Go through each line of the records below and count those with the word "this". Give only the count.

RECORD SET
-----
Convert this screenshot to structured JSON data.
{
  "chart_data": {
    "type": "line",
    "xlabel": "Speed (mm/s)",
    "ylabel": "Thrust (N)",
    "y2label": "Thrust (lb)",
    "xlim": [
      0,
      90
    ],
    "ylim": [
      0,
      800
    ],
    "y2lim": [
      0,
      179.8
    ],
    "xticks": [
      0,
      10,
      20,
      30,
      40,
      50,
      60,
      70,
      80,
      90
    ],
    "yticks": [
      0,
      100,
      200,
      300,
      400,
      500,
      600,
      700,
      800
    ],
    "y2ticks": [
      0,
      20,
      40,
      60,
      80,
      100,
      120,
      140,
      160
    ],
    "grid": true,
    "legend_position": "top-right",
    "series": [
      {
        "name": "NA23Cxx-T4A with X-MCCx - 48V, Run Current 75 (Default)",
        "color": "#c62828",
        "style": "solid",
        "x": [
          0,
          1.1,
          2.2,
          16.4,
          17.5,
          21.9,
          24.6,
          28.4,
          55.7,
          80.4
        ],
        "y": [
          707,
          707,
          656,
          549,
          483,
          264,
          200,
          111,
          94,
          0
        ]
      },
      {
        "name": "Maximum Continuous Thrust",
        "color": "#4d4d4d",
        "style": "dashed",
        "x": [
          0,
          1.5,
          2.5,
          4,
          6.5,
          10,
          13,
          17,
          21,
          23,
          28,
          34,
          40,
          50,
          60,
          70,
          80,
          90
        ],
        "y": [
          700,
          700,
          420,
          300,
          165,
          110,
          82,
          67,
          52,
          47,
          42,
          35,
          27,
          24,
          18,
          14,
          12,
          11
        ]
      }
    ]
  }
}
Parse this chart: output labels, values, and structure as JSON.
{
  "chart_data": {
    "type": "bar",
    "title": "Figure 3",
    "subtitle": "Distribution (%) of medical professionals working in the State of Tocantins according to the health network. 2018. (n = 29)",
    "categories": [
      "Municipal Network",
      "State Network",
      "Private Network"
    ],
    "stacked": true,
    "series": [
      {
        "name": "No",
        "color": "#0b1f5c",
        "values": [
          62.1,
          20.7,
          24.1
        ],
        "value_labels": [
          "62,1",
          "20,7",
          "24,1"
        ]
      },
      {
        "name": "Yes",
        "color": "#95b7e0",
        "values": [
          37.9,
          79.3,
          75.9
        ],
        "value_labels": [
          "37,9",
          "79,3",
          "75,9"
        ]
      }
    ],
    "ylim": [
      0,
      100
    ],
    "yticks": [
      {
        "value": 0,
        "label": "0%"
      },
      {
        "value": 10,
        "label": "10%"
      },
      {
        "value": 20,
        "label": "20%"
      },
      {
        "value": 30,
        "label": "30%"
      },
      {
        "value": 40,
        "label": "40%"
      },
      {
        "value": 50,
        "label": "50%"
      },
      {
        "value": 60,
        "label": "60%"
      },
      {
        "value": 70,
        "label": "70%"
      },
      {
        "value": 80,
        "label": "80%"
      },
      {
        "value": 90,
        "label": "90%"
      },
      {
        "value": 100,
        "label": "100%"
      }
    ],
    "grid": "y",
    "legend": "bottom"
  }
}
-----
RESPONSE
2